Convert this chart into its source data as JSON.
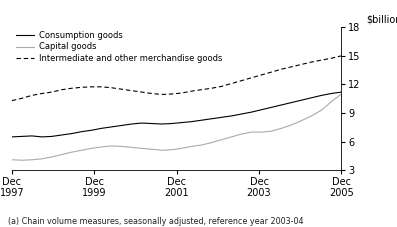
{
  "title": "",
  "ylabel": "$billion",
  "footnote": "(a) Chain volume measures, seasonally adjusted, reference year 2003-04",
  "ylim": [
    3,
    18
  ],
  "yticks": [
    3,
    6,
    9,
    12,
    15,
    18
  ],
  "xtick_labels": [
    "Dec\n1997",
    "Dec\n1999",
    "Dec\n2001",
    "Dec\n2003",
    "Dec\n2005"
  ],
  "legend": [
    {
      "label": "Consumption goods",
      "color": "#000000",
      "ls": "-"
    },
    {
      "label": "Capital goods",
      "color": "#aaaaaa",
      "ls": "-"
    },
    {
      "label": "Intermediate and other merchandise goods",
      "color": "#000000",
      "ls": "--"
    }
  ],
  "consumption": [
    6.5,
    6.55,
    6.6,
    6.5,
    6.55,
    6.7,
    6.85,
    7.05,
    7.2,
    7.4,
    7.55,
    7.7,
    7.85,
    7.95,
    7.9,
    7.85,
    7.9,
    8.0,
    8.1,
    8.25,
    8.4,
    8.55,
    8.7,
    8.9,
    9.1,
    9.35,
    9.6,
    9.85,
    10.1,
    10.35,
    10.6,
    10.85,
    11.05,
    11.2
  ],
  "capital": [
    4.1,
    4.05,
    4.1,
    4.2,
    4.4,
    4.65,
    4.9,
    5.1,
    5.3,
    5.45,
    5.55,
    5.5,
    5.4,
    5.3,
    5.2,
    5.1,
    5.15,
    5.3,
    5.5,
    5.65,
    5.9,
    6.2,
    6.5,
    6.8,
    7.0,
    7.0,
    7.1,
    7.4,
    7.75,
    8.2,
    8.7,
    9.3,
    10.2,
    11.0
  ],
  "intermediate": [
    10.3,
    10.55,
    10.85,
    11.05,
    11.2,
    11.45,
    11.6,
    11.7,
    11.75,
    11.75,
    11.65,
    11.5,
    11.35,
    11.2,
    11.05,
    10.95,
    11.0,
    11.1,
    11.3,
    11.45,
    11.6,
    11.8,
    12.1,
    12.4,
    12.7,
    13.0,
    13.3,
    13.6,
    13.85,
    14.1,
    14.35,
    14.55,
    14.75,
    15.0
  ]
}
__________
_Task directions:_ Using the listing above, state the number of lines that hold "goods", with no other text.

_Solution to this exercise:_ 3